-- Your instructions --
Pick out the lines below that contain the string "label" and copy them all.

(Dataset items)
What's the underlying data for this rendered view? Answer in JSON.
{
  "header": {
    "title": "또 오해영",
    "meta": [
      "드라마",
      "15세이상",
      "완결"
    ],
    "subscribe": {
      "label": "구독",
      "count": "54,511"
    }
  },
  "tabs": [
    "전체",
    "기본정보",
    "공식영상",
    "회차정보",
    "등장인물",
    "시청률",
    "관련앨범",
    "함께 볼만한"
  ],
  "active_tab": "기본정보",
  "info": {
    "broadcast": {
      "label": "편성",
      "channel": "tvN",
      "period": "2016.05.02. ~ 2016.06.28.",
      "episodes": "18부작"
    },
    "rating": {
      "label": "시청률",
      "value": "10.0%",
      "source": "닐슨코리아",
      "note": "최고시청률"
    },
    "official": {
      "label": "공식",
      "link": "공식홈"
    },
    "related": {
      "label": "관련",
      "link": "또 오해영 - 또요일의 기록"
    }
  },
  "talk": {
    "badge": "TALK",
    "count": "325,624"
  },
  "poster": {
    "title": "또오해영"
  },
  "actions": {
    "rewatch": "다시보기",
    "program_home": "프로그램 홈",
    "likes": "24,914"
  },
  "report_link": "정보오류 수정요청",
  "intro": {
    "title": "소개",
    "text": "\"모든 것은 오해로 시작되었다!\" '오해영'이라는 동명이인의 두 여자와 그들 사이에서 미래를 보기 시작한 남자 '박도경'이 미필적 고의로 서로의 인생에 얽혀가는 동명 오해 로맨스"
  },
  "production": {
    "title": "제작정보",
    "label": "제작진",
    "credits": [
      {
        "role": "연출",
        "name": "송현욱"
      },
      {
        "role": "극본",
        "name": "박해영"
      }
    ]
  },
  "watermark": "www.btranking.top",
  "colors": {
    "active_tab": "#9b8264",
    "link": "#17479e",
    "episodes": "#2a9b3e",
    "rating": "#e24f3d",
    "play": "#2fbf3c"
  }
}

-- Solution --
      "label": "구독",
      "label": "편성",
      "label": "시청률",
      "label": "공식",
      "label": "관련",
    "label": "제작진",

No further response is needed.